• _WRITTEN EXERCISE_
Provide an exact copy of the data, excluding the images.

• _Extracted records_
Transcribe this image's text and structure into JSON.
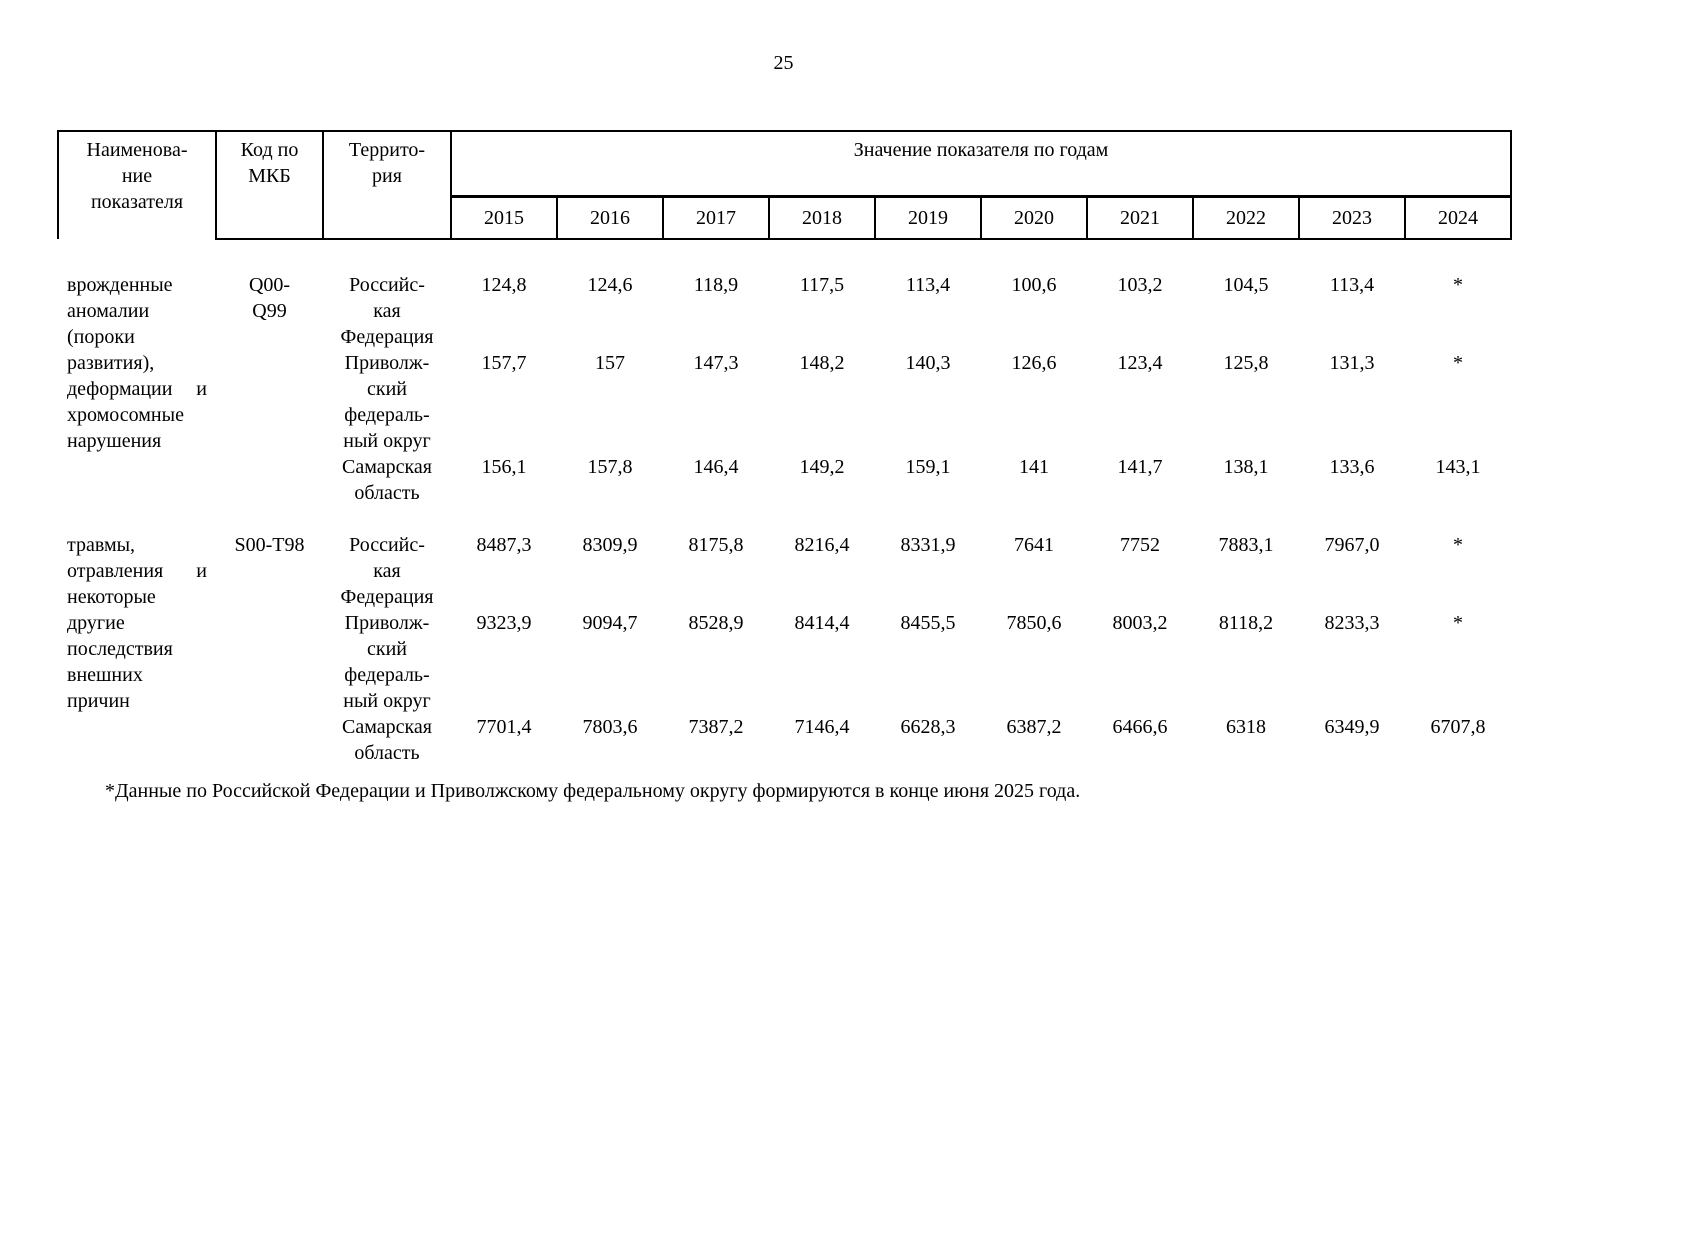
{
  "page": {
    "number": "25"
  },
  "table": {
    "header": {
      "col_name": "Наименова-\nние\nпоказателя",
      "col_code": "Код по\nМКБ",
      "col_territory": "Террито-\nрия",
      "values_label": "Значение показателя по годам",
      "years": [
        "2015",
        "2016",
        "2017",
        "2018",
        "2019",
        "2020",
        "2021",
        "2022",
        "2023",
        "2024"
      ]
    },
    "blocks": [
      {
        "name": "врожденные аномалии (пороки развития), деформации и хромосомные нарушения",
        "code": "Q00-\nQ99",
        "rows": [
          {
            "territory": "Российс-\nкая\nФедерация",
            "values": [
              "124,8",
              "124,6",
              "118,9",
              "117,5",
              "113,4",
              "100,6",
              "103,2",
              "104,5",
              "113,4",
              "*"
            ]
          },
          {
            "territory": "Приволж-\nский\nфедераль-\nный округ",
            "values": [
              "157,7",
              "157",
              "147,3",
              "148,2",
              "140,3",
              "126,6",
              "123,4",
              "125,8",
              "131,3",
              "*"
            ]
          },
          {
            "territory": "Самарская\nобласть",
            "values": [
              "156,1",
              "157,8",
              "146,4",
              "149,2",
              "159,1",
              "141",
              "141,7",
              "138,1",
              "133,6",
              "143,1"
            ]
          }
        ]
      },
      {
        "name": "травмы, отравления и некоторые другие последствия внешних причин",
        "code": "S00-T98",
        "rows": [
          {
            "territory": "Российс-\nкая\nФедерация",
            "values": [
              "8487,3",
              "8309,9",
              "8175,8",
              "8216,4",
              "8331,9",
              "7641",
              "7752",
              "7883,1",
              "7967,0",
              "*"
            ]
          },
          {
            "territory": "Приволж-\nский\nфедераль-\nный округ",
            "values": [
              "9323,9",
              "9094,7",
              "8528,9",
              "8414,4",
              "8455,5",
              "7850,6",
              "8003,2",
              "8118,2",
              "8233,3",
              "*"
            ]
          },
          {
            "territory": "Самарская\nобласть",
            "values": [
              "7701,4",
              "7803,6",
              "7387,2",
              "7146,4",
              "6628,3",
              "6387,2",
              "6466,6",
              "6318",
              "6349,9",
              "6707,8"
            ]
          }
        ]
      }
    ]
  },
  "footnote": "*Данные по Российской Федерации и Приволжскому федеральному округу формируются в конце июня 2025 года."
}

• _FINISHED TASK_
Transcribe this image's text and structure into JSON.
{
  "page": {
    "number": "25"
  },
  "table": {
    "header": {
      "col_name": "Наименова-\nние\nпоказателя",
      "col_code": "Код по\nМКБ",
      "col_territory": "Террито-\nрия",
      "values_label": "Значение показателя по годам",
      "years": [
        "2015",
        "2016",
        "2017",
        "2018",
        "2019",
        "2020",
        "2021",
        "2022",
        "2023",
        "2024"
      ]
    },
    "blocks": [
      {
        "name": "врожденные аномалии (пороки развития), деформации и хромосомные нарушения",
        "code": "Q00-\nQ99",
        "rows": [
          {
            "territory": "Российс-\nкая\nФедерация",
            "values": [
              "124,8",
              "124,6",
              "118,9",
              "117,5",
              "113,4",
              "100,6",
              "103,2",
              "104,5",
              "113,4",
              "*"
            ]
          },
          {
            "territory": "Приволж-\nский\nфедераль-\nный округ",
            "values": [
              "157,7",
              "157",
              "147,3",
              "148,2",
              "140,3",
              "126,6",
              "123,4",
              "125,8",
              "131,3",
              "*"
            ]
          },
          {
            "territory": "Самарская\nобласть",
            "values": [
              "156,1",
              "157,8",
              "146,4",
              "149,2",
              "159,1",
              "141",
              "141,7",
              "138,1",
              "133,6",
              "143,1"
            ]
          }
        ]
      },
      {
        "name": "травмы, отравления и некоторые другие последствия внешних причин",
        "code": "S00-T98",
        "rows": [
          {
            "territory": "Российс-\nкая\nФедерация",
            "values": [
              "8487,3",
              "8309,9",
              "8175,8",
              "8216,4",
              "8331,9",
              "7641",
              "7752",
              "7883,1",
              "7967,0",
              "*"
            ]
          },
          {
            "territory": "Приволж-\nский\nфедераль-\nный округ",
            "values": [
              "9323,9",
              "9094,7",
              "8528,9",
              "8414,4",
              "8455,5",
              "7850,6",
              "8003,2",
              "8118,2",
              "8233,3",
              "*"
            ]
          },
          {
            "territory": "Самарская\nобласть",
            "values": [
              "7701,4",
              "7803,6",
              "7387,2",
              "7146,4",
              "6628,3",
              "6387,2",
              "6466,6",
              "6318",
              "6349,9",
              "6707,8"
            ]
          }
        ]
      }
    ]
  },
  "footnote": "*Данные по Российской Федерации и Приволжскому федеральному округу формируются в конце июня 2025 года."
}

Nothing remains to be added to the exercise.